Entries taken from a collection:
** Begin **
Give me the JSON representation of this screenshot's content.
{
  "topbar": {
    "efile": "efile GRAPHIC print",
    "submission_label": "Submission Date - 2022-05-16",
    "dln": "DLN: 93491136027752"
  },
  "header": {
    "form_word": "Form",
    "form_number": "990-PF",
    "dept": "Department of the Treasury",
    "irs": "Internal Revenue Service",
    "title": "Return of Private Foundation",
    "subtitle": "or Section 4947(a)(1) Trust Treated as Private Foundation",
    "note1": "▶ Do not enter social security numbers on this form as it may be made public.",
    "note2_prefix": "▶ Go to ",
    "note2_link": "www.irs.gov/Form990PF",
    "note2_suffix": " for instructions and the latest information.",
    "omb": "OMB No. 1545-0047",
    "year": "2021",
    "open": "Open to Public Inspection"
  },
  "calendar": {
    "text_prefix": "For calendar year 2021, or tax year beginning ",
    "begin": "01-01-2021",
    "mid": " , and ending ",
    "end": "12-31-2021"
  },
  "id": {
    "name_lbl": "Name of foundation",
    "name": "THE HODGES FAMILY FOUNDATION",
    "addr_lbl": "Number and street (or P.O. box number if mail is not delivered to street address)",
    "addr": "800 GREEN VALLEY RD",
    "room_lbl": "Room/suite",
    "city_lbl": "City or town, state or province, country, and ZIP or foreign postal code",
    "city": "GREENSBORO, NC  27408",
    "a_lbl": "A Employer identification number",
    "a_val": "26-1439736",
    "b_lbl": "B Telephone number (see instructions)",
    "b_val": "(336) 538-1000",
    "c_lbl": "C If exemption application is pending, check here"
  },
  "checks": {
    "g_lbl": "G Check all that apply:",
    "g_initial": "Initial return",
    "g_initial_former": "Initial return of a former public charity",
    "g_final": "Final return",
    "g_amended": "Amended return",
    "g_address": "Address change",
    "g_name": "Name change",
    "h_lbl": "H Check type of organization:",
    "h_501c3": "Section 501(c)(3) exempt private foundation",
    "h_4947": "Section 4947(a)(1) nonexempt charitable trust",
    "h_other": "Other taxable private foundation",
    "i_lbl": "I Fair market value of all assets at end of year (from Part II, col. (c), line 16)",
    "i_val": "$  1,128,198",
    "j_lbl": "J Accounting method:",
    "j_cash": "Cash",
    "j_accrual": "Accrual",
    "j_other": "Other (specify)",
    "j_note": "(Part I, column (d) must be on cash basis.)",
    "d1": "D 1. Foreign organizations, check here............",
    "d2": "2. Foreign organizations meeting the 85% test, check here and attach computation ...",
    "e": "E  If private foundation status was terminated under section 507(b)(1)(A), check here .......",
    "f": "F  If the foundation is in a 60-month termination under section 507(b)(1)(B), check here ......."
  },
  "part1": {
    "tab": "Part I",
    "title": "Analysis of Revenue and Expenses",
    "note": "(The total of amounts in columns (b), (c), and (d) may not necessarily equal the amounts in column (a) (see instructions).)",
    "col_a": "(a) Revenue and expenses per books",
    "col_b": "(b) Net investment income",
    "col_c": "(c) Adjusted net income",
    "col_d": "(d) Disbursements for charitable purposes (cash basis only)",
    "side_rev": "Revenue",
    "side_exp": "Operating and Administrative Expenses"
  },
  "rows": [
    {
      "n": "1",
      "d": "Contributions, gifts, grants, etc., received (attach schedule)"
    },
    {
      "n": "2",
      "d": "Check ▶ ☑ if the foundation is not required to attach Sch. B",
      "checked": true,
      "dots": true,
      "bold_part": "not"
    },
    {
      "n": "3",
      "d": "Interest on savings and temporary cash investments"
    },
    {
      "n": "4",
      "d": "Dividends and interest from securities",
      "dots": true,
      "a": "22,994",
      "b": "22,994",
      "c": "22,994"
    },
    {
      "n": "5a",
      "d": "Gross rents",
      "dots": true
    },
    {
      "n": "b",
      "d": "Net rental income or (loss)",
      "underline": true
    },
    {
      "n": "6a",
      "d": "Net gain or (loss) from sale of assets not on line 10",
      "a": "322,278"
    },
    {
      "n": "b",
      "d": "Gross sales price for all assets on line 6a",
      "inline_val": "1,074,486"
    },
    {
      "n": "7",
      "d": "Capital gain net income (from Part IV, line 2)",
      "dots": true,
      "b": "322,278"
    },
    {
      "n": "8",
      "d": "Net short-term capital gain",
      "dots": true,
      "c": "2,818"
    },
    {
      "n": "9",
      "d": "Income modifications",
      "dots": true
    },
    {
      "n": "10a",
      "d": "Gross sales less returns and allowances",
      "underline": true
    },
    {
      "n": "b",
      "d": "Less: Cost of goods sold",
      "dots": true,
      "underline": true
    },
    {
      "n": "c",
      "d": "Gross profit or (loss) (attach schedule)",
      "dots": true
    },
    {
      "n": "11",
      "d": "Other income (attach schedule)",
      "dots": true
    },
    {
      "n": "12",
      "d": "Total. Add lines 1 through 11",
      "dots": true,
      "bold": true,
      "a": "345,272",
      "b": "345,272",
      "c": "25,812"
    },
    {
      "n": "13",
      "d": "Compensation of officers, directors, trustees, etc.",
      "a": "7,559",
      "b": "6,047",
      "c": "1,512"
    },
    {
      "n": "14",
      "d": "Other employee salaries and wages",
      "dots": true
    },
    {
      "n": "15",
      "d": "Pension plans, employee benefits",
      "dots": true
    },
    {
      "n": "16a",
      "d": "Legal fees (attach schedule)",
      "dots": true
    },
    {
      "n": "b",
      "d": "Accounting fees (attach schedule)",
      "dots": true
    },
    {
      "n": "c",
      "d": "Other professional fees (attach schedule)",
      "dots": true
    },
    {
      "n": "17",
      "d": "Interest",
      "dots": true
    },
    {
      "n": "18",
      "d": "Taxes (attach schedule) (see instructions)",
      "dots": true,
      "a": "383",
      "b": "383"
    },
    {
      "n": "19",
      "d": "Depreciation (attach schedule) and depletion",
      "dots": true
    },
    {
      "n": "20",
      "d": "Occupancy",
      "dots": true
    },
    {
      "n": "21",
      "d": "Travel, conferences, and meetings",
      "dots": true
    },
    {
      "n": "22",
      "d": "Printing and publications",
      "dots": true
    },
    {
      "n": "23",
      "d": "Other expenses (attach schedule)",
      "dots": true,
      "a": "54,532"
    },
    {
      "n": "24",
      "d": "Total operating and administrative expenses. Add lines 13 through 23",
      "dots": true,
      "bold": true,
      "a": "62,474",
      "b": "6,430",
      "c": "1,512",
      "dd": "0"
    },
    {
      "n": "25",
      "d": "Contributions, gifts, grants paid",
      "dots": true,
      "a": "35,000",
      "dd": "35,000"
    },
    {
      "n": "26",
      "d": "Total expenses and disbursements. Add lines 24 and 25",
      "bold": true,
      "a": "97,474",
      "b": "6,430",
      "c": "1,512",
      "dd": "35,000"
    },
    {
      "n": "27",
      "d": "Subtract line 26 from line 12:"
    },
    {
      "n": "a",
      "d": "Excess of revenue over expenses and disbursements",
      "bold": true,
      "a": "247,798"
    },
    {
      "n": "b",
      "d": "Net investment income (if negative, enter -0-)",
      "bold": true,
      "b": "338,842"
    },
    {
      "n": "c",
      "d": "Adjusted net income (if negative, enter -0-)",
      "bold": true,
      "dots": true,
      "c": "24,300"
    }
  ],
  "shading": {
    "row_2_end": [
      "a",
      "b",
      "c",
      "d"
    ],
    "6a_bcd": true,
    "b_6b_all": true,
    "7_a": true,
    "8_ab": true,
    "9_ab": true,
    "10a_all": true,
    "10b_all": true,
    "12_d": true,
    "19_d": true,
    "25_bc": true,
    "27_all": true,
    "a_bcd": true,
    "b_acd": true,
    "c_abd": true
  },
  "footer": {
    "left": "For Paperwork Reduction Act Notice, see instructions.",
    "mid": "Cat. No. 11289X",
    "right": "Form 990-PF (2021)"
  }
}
** End **
Identify each line in the records above containing the word "gain"; copy those lines.

(SOLUTION TO THIS EXERCISE):
      "d": "Net gain or (loss) from sale of assets not on line 10",
      "d": "Capital gain net income (from Part IV, line 2)",
      "d": "Net short-term capital gain",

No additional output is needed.